* Task description
Leave out the pictures and copy everything else in the records exactly.

^^^^^^^^^^^^^^^^

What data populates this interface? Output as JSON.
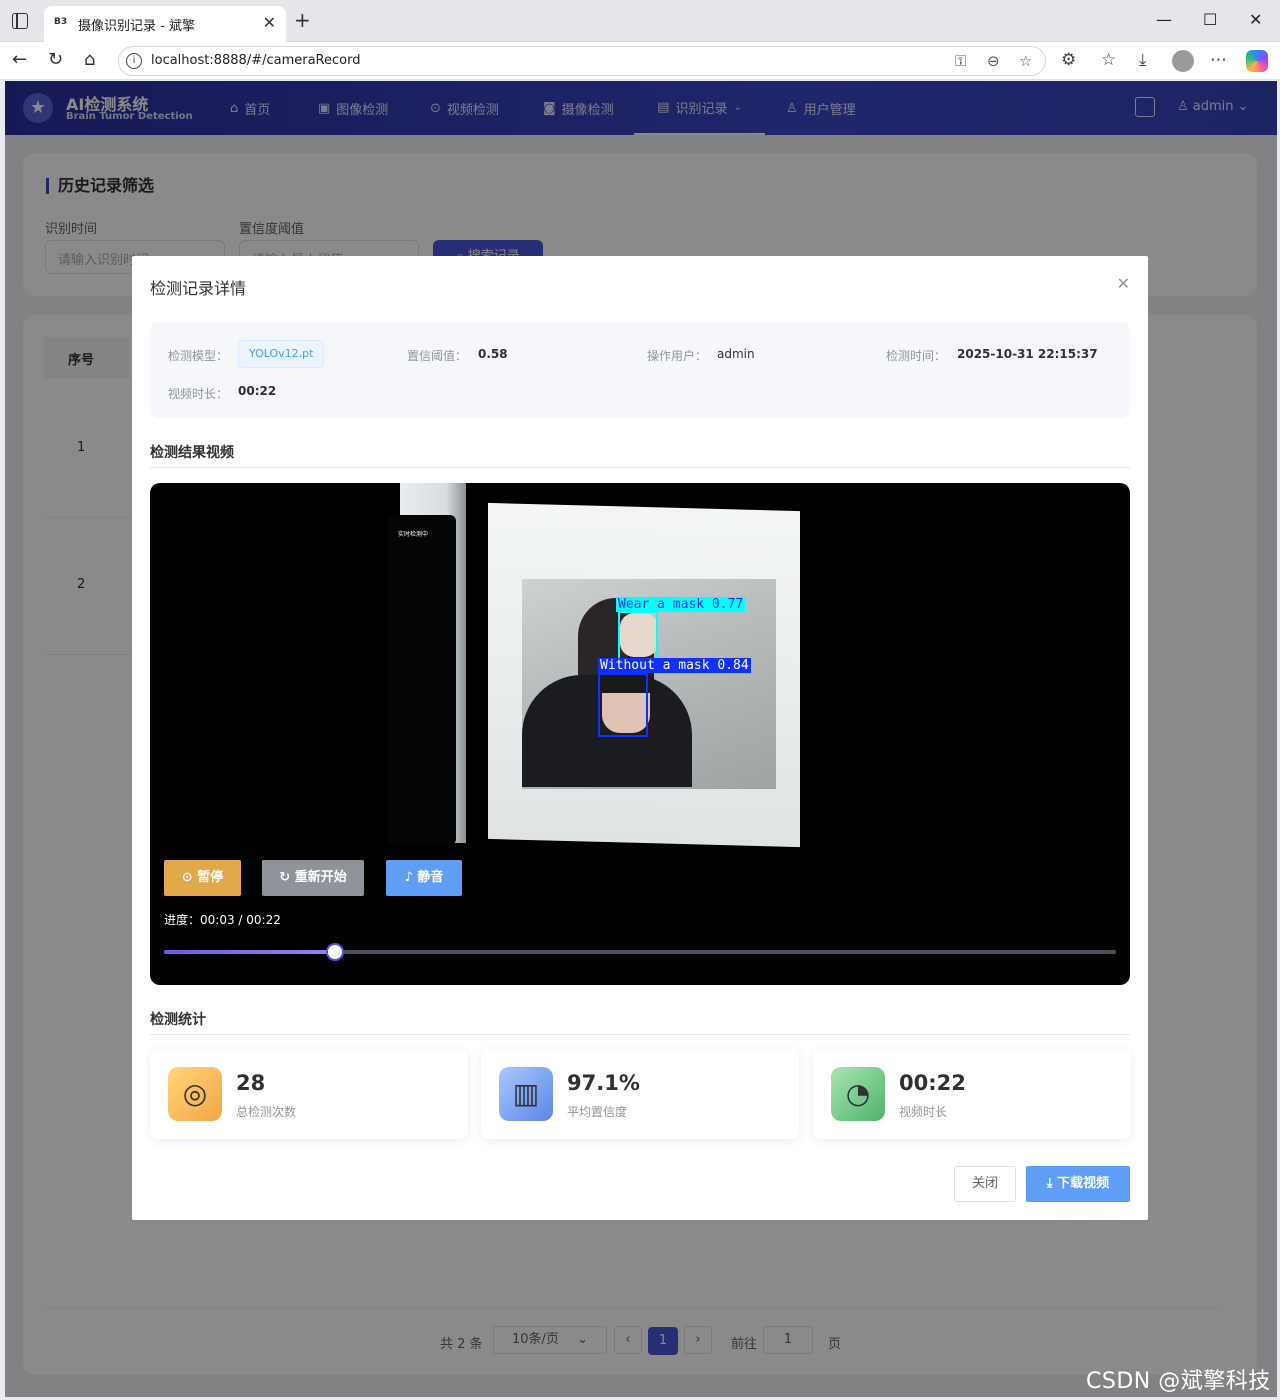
{
  "browser": {
    "tab_title": "摄像识别记录 - 斌擎",
    "favicon_text": "B3",
    "url": "localhost:8888/#/cameraRecord"
  },
  "header": {
    "logo_title": "AI检测系统",
    "logo_subtitle": "Brain Tumor Detection",
    "nav": [
      {
        "label": "首页",
        "icon": "home-icon"
      },
      {
        "label": "图像检测",
        "icon": "image-icon"
      },
      {
        "label": "视频检测",
        "icon": "play-icon"
      },
      {
        "label": "摄像检测",
        "icon": "camera-icon"
      },
      {
        "label": "识别记录",
        "icon": "document-icon",
        "active": true
      },
      {
        "label": "用户管理",
        "icon": "user-icon"
      }
    ],
    "user": "admin"
  },
  "filter": {
    "title": "历史记录筛选",
    "time_label": "识别时间",
    "time_placeholder": "请输入识别时间",
    "conf_label": "置信度阈值",
    "conf_placeholder": "请输入最小阈值",
    "search_label": "搜索记录"
  },
  "table": {
    "header_index": "序号",
    "rows": [
      "1",
      "2"
    ]
  },
  "pagination": {
    "total": "共 2 条",
    "page_size": "10条/页",
    "current": "1",
    "goto_label": "前往",
    "goto_value": "1",
    "page_unit": "页"
  },
  "dialog": {
    "title": "检测记录详情",
    "info": {
      "model_label": "检测模型：",
      "model_value": "YOLOv12.pt",
      "conf_label": "置信阈值：",
      "conf_value": "0.58",
      "user_label": "操作用户：",
      "user_value": "admin",
      "time_label": "检测时间：",
      "time_value": "2025-10-31 22:15:37",
      "duration_label": "视频时长：",
      "duration_value": "00:22"
    },
    "video_section_title": "检测结果视频",
    "video": {
      "phone_text": "实时检测中",
      "detections": [
        {
          "label": "Wear a mask 0.77",
          "color": "#00ffff"
        },
        {
          "label": "Without a mask 0.84",
          "color": "#1030ff"
        }
      ],
      "pause_label": "暂停",
      "restart_label": "重新开始",
      "mute_label": "静音",
      "progress_label": "进度：00:03 / 00:22",
      "progress_fraction": 0.18
    },
    "stats_section_title": "检测统计",
    "stats": [
      {
        "value": "28",
        "label": "总检测次数",
        "icon": "target-icon"
      },
      {
        "value": "97.1%",
        "label": "平均置信度",
        "icon": "bar-chart-icon"
      },
      {
        "value": "00:22",
        "label": "视频时长",
        "icon": "stopwatch-icon"
      }
    ],
    "close_label": "关闭",
    "download_label": "下载视频"
  },
  "watermark": "CSDN @斌擎科技",
  "colors": {
    "primary": "#3b46c5",
    "pause": "#e0a84b",
    "restart": "#909399",
    "mute": "#5f9df7"
  }
}
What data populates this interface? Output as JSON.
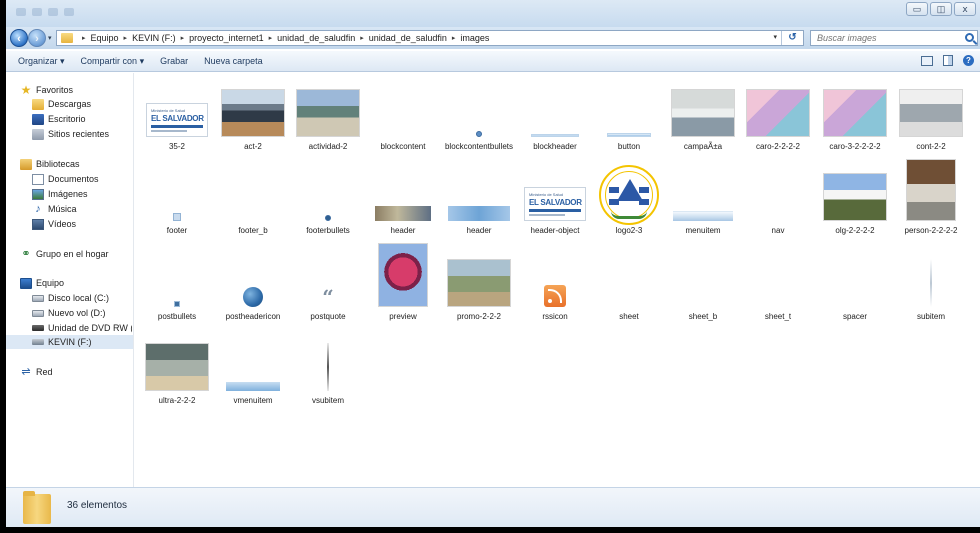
{
  "window": {
    "controls": {
      "minimize": "▭",
      "maximize": "◫",
      "close": "ⅹ"
    }
  },
  "nav": {
    "back_icon": "back-arrow-icon",
    "forward_icon": "forward-arrow-icon",
    "breadcrumb": [
      "Equipo",
      "KEVIN (F:)",
      "proyecto_internet1",
      "unidad_de_saludfin",
      "unidad_de_saludfin",
      "images"
    ],
    "refresh_symbol": "↺",
    "search_placeholder": "Buscar images"
  },
  "toolbar": {
    "organize": "Organizar ▾",
    "share": "Compartir con ▾",
    "burn": "Grabar",
    "new_folder": "Nueva carpeta"
  },
  "sidebar": {
    "favorites": "Favoritos",
    "favorites_items": [
      "Descargas",
      "Escritorio",
      "Sitios recientes"
    ],
    "libraries": "Bibliotecas",
    "libraries_items": [
      "Documentos",
      "Imágenes",
      "Música",
      "Vídeos"
    ],
    "homegroup": "Grupo en el hogar",
    "computer": "Equipo",
    "computer_items": [
      "Disco local (C:)",
      "Nuevo vol (D:)",
      "Unidad de DVD RW (",
      "KEVIN (F:)"
    ],
    "network": "Red"
  },
  "files": [
    {
      "name": "35-2",
      "thumb": "logo-el-salvador"
    },
    {
      "name": "act-2",
      "thumb": "photo"
    },
    {
      "name": "actividad-2",
      "thumb": "photo"
    },
    {
      "name": "blockcontent",
      "thumb": "blank"
    },
    {
      "name": "blockcontentbullets",
      "thumb": "dot"
    },
    {
      "name": "blockheader",
      "thumb": "bar"
    },
    {
      "name": "button",
      "thumb": "bar"
    },
    {
      "name": "campaÃ±a",
      "thumb": "photo"
    },
    {
      "name": "caro-2-2-2-2",
      "thumb": "photo"
    },
    {
      "name": "caro-3-2-2-2-2",
      "thumb": "photo"
    },
    {
      "name": "cont-2-2",
      "thumb": "photo"
    },
    {
      "name": "footer",
      "thumb": "square"
    },
    {
      "name": "footer_b",
      "thumb": "blank"
    },
    {
      "name": "footerbullets",
      "thumb": "dot"
    },
    {
      "name": "header",
      "thumb": "banner"
    },
    {
      "name": "header",
      "thumb": "bar"
    },
    {
      "name": "header-object",
      "thumb": "logo-el-salvador"
    },
    {
      "name": "logo2-3",
      "thumb": "seal"
    },
    {
      "name": "menuitem",
      "thumb": "bar"
    },
    {
      "name": "nav",
      "thumb": "blank"
    },
    {
      "name": "olg-2-2-2-2",
      "thumb": "photo"
    },
    {
      "name": "person-2-2-2-2",
      "thumb": "photo"
    },
    {
      "name": "postbullets",
      "thumb": "square"
    },
    {
      "name": "postheadericon",
      "thumb": "ball"
    },
    {
      "name": "postquote",
      "thumb": "quote"
    },
    {
      "name": "preview",
      "thumb": "photo"
    },
    {
      "name": "promo-2-2-2",
      "thumb": "photo"
    },
    {
      "name": "rssicon",
      "thumb": "rss"
    },
    {
      "name": "sheet",
      "thumb": "blank"
    },
    {
      "name": "sheet_b",
      "thumb": "blank"
    },
    {
      "name": "sheet_t",
      "thumb": "blank"
    },
    {
      "name": "spacer",
      "thumb": "blank"
    },
    {
      "name": "subitem",
      "thumb": "vline"
    },
    {
      "name": "ultra-2-2-2",
      "thumb": "photo"
    },
    {
      "name": "vmenuitem",
      "thumb": "bar"
    },
    {
      "name": "vsubitem",
      "thumb": "vline"
    }
  ],
  "thumb_text": {
    "ministry": "Ministerio de Salud",
    "country": "EL SALVADOR"
  },
  "status": {
    "count": "36 elementos"
  }
}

^^^^^^^^^^^^^^^^

* Task solution
What data populates this interface? Output as JSON.
{
  "browser": {
    "tab_title": "摄像识别记录 - 斌擎",
    "favicon_text": "B3",
    "url": "localhost:8888/#/cameraRecord"
  },
  "header": {
    "logo_title": "AI检测系统",
    "logo_subtitle": "Brain Tumor Detection",
    "nav": [
      {
        "label": "首页",
        "icon": "home-icon"
      },
      {
        "label": "图像检测",
        "icon": "image-icon"
      },
      {
        "label": "视频检测",
        "icon": "play-icon"
      },
      {
        "label": "摄像检测",
        "icon": "camera-icon"
      },
      {
        "label": "识别记录",
        "icon": "document-icon",
        "active": true
      },
      {
        "label": "用户管理",
        "icon": "user-icon"
      }
    ],
    "user": "admin"
  },
  "filter": {
    "title": "历史记录筛选",
    "time_label": "识别时间",
    "time_placeholder": "请输入识别时间",
    "conf_label": "置信度阈值",
    "conf_placeholder": "请输入最小阈值",
    "search_label": "搜索记录"
  },
  "table": {
    "header_index": "序号",
    "rows": [
      "1",
      "2"
    ]
  },
  "pagination": {
    "total": "共 2 条",
    "page_size": "10条/页",
    "current": "1",
    "goto_label": "前往",
    "goto_value": "1",
    "page_unit": "页"
  },
  "dialog": {
    "title": "检测记录详情",
    "info": {
      "model_label": "检测模型：",
      "model_value": "YOLOv12.pt",
      "conf_label": "置信阈值：",
      "conf_value": "0.58",
      "user_label": "操作用户：",
      "user_value": "admin",
      "time_label": "检测时间：",
      "time_value": "2025-10-31 22:15:37",
      "duration_label": "视频时长：",
      "duration_value": "00:22"
    },
    "video_section_title": "检测结果视频",
    "video": {
      "phone_text": "实时检测中",
      "detections": [
        {
          "label": "Wear a mask 0.77",
          "color": "#00ffff"
        },
        {
          "label": "Without a mask 0.84",
          "color": "#1030ff"
        }
      ],
      "pause_label": "暂停",
      "restart_label": "重新开始",
      "mute_label": "静音",
      "progress_label": "进度：00:03 / 00:22",
      "progress_fraction": 0.18
    },
    "stats_section_title": "检测统计",
    "stats": [
      {
        "value": "28",
        "label": "总检测次数",
        "icon": "target-icon"
      },
      {
        "value": "97.1%",
        "label": "平均置信度",
        "icon": "bar-chart-icon"
      },
      {
        "value": "00:22",
        "label": "视频时长",
        "icon": "stopwatch-icon"
      }
    ],
    "close_label": "关闭",
    "download_label": "下载视频"
  },
  "watermark": "CSDN @斌擎科技",
  "colors": {
    "primary": "#3b46c5",
    "pause": "#e0a84b",
    "restart": "#909399",
    "mute": "#5f9df7"
  }
}
What data populates this interface? Output as JSON.
{
  "window": {
    "controls": {
      "minimize": "▭",
      "maximize": "◫",
      "close": "ⅹ"
    }
  },
  "nav": {
    "back_icon": "back-arrow-icon",
    "forward_icon": "forward-arrow-icon",
    "breadcrumb": [
      "Equipo",
      "KEVIN (F:)",
      "proyecto_internet1",
      "unidad_de_saludfin",
      "unidad_de_saludfin",
      "images"
    ],
    "refresh_symbol": "↺",
    "search_placeholder": "Buscar images"
  },
  "toolbar": {
    "organize": "Organizar ▾",
    "share": "Compartir con ▾",
    "burn": "Grabar",
    "new_folder": "Nueva carpeta"
  },
  "sidebar": {
    "favorites": "Favoritos",
    "favorites_items": [
      "Descargas",
      "Escritorio",
      "Sitios recientes"
    ],
    "libraries": "Bibliotecas",
    "libraries_items": [
      "Documentos",
      "Imágenes",
      "Música",
      "Vídeos"
    ],
    "homegroup": "Grupo en el hogar",
    "computer": "Equipo",
    "computer_items": [
      "Disco local (C:)",
      "Nuevo vol (D:)",
      "Unidad de DVD RW (",
      "KEVIN (F:)"
    ],
    "network": "Red"
  },
  "files": [
    {
      "name": "35-2",
      "thumb": "logo-el-salvador"
    },
    {
      "name": "act-2",
      "thumb": "photo"
    },
    {
      "name": "actividad-2",
      "thumb": "photo"
    },
    {
      "name": "blockcontent",
      "thumb": "blank"
    },
    {
      "name": "blockcontentbullets",
      "thumb": "dot"
    },
    {
      "name": "blockheader",
      "thumb": "bar"
    },
    {
      "name": "button",
      "thumb": "bar"
    },
    {
      "name": "campaÃ±a",
      "thumb": "photo"
    },
    {
      "name": "caro-2-2-2-2",
      "thumb": "photo"
    },
    {
      "name": "caro-3-2-2-2-2",
      "thumb": "photo"
    },
    {
      "name": "cont-2-2",
      "thumb": "photo"
    },
    {
      "name": "footer",
      "thumb": "square"
    },
    {
      "name": "footer_b",
      "thumb": "blank"
    },
    {
      "name": "footerbullets",
      "thumb": "dot"
    },
    {
      "name": "header",
      "thumb": "banner"
    },
    {
      "name": "header",
      "thumb": "bar"
    },
    {
      "name": "header-object",
      "thumb": "logo-el-salvador"
    },
    {
      "name": "logo2-3",
      "thumb": "seal"
    },
    {
      "name": "menuitem",
      "thumb": "bar"
    },
    {
      "name": "nav",
      "thumb": "blank"
    },
    {
      "name": "olg-2-2-2-2",
      "thumb": "photo"
    },
    {
      "name": "person-2-2-2-2",
      "thumb": "photo"
    },
    {
      "name": "postbullets",
      "thumb": "square"
    },
    {
      "name": "postheadericon",
      "thumb": "ball"
    },
    {
      "name": "postquote",
      "thumb": "quote"
    },
    {
      "name": "preview",
      "thumb": "photo"
    },
    {
      "name": "promo-2-2-2",
      "thumb": "photo"
    },
    {
      "name": "rssicon",
      "thumb": "rss"
    },
    {
      "name": "sheet",
      "thumb": "blank"
    },
    {
      "name": "sheet_b",
      "thumb": "blank"
    },
    {
      "name": "sheet_t",
      "thumb": "blank"
    },
    {
      "name": "spacer",
      "thumb": "blank"
    },
    {
      "name": "subitem",
      "thumb": "vline"
    },
    {
      "name": "ultra-2-2-2",
      "thumb": "photo"
    },
    {
      "name": "vmenuitem",
      "thumb": "bar"
    },
    {
      "name": "vsubitem",
      "thumb": "vline"
    }
  ],
  "thumb_text": {
    "ministry": "Ministerio de Salud",
    "country": "EL SALVADOR"
  },
  "status": {
    "count": "36 elementos"
  }
}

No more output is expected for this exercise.